To become accessible to a broader range of users in a translational setting, metabolomics software needs to provide intuitive and transparent control over all processing steps, without limiting more sophisticated uses. This need has been addressed by a batch processing interface, suitable to handle larger series of spectra with standard processing parameters, with an option to create user editable scripts allowing more sophisticated changes and providing access to algorithms from other packages.
Two-dimensional NMR spectra
The fundamental requirements for spectral processing of two-dimensional (2D) NMR spectra, such as J-resolved or HSQC spectra, are similar to those for 1D-NMR spectra. Owing to the reduced congestion in 2D spectra and the smaller number of data points, algorithms such as baseline correction are easier to implement. 2D spectra also present additional opportunities, especially for the assignment of metabolites depending on user driven decisions for ambiguous signals. This requires a spectral library, ideally one that has been recorded for the same field strength and sample conditions (e.g. solvent composition, buffer, sample pH and temperature). MetaboLab implements an easy mechanism to add spectral data for metabolites taken from databases.
Assignment decisions will often depend on the size of signal intensities in relation to other signals of the same metabolite, facilitated by the display of intensity values for picked peaks within regions of interests for the resonances of the metabolite of interest. MetaboLab also includes a simple mechanism to transfer peak lists between spectra and automatically adjusts small shifts of signals arising from pH variations.

### RECORDED DATA
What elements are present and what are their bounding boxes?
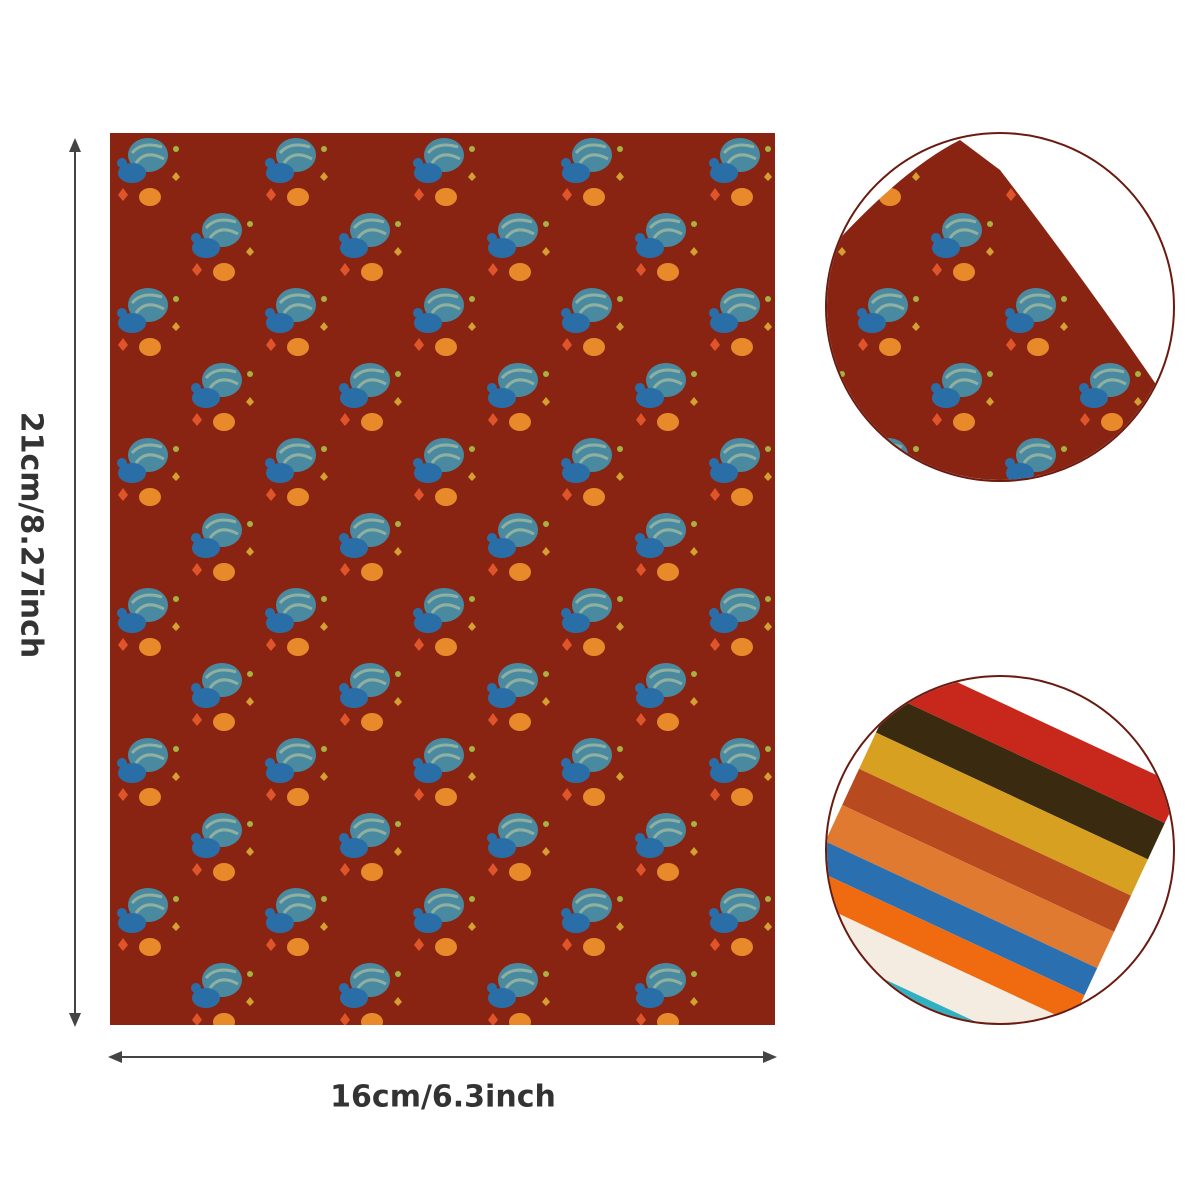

### THE REQUEST
Update the MetaboLab passage above: give everything from "To become accessible" down to "from other packages." again, with "batch processing interface" changed to "command-line interface".

### TASK SOLUTION
To become accessible to a broader range of users in a translational setting, metabolomics software needs to provide intuitive and transparent control over all processing steps, without limiting more sophisticated uses. This need has been addressed by a command-line interface, suitable to handle larger series of spectra with standard processing parameters, with an option to create user editable scripts allowing more sophisticated changes and providing access to algorithms from other packages.